*Request*:
Examine the entries and show every line in which the word "WOULD" is found.

*Exercise inputs*:
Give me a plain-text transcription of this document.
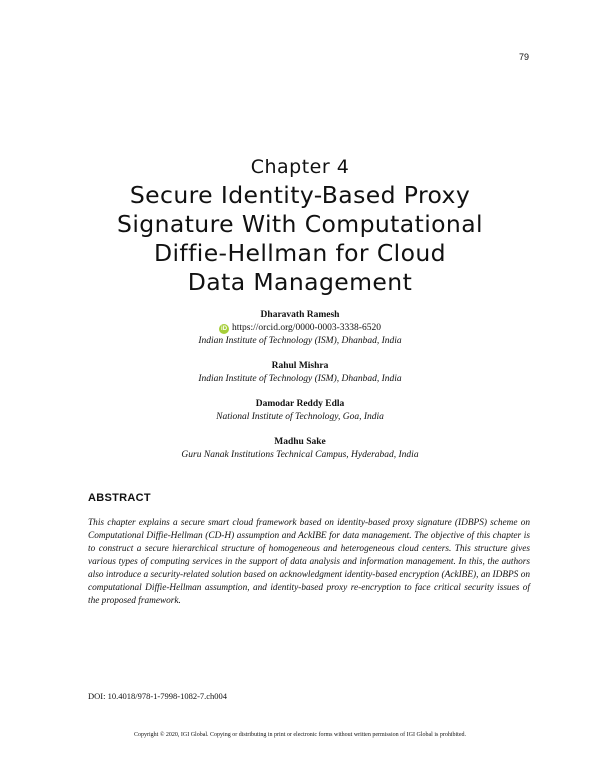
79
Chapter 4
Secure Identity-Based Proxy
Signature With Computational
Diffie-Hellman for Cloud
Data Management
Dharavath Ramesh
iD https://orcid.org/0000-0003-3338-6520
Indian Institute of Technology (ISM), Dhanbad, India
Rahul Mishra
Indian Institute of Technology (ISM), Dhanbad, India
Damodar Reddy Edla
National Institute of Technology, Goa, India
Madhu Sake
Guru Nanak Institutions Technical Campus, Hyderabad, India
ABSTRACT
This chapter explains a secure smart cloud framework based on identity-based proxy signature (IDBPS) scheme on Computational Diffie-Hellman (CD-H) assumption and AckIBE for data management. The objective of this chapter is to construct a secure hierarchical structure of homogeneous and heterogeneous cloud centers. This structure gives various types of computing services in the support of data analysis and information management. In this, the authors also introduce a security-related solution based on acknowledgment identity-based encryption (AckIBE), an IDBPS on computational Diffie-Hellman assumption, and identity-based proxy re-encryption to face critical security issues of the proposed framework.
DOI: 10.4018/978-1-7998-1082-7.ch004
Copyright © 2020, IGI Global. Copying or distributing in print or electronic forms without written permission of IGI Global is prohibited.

---

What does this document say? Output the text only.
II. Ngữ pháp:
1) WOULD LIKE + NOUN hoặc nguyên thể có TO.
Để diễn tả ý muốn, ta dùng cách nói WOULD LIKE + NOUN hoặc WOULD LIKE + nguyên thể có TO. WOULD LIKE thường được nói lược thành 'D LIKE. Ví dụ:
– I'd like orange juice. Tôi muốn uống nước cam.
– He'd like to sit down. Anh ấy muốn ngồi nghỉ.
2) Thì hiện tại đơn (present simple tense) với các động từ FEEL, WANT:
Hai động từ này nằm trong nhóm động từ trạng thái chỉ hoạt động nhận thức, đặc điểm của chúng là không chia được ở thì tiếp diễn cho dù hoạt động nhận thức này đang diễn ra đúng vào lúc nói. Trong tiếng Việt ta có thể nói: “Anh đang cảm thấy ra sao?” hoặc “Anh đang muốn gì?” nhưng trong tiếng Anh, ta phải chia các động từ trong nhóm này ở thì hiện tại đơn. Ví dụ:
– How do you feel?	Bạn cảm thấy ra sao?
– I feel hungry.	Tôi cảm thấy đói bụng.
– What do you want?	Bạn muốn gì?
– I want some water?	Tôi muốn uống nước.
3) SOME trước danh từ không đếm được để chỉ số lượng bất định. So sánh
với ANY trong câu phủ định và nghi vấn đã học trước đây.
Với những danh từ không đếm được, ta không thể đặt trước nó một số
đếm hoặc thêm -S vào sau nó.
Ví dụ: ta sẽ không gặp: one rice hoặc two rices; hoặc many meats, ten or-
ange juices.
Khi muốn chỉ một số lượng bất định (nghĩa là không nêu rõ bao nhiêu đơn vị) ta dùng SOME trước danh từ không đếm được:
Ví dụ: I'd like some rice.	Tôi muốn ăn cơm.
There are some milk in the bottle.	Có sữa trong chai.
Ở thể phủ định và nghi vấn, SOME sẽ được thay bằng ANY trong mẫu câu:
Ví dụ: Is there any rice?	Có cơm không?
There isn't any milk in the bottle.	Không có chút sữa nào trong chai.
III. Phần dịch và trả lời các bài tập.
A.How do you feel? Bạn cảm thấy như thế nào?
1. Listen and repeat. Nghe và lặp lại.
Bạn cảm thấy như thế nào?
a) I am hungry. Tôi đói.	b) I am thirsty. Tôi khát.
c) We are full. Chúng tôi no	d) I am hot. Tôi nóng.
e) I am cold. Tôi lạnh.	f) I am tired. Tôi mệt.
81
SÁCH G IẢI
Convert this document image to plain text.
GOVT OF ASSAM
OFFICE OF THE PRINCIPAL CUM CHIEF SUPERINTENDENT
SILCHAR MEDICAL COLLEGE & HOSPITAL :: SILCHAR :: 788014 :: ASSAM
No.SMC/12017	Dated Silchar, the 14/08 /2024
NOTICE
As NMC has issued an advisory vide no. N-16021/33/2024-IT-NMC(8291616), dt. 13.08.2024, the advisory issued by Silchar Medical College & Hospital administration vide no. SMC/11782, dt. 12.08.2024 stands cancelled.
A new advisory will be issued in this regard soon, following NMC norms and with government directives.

*Result below*:
1) WOULD LIKE + NOUN hoặc nguyên thể có TO.
Để diễn tả ý muốn, ta dùng cách nói WOULD LIKE + NOUN hoặc WOULD LIKE + nguyên thể có TO. WOULD LIKE thường được nói lược thành 'D LIKE. Ví dụ:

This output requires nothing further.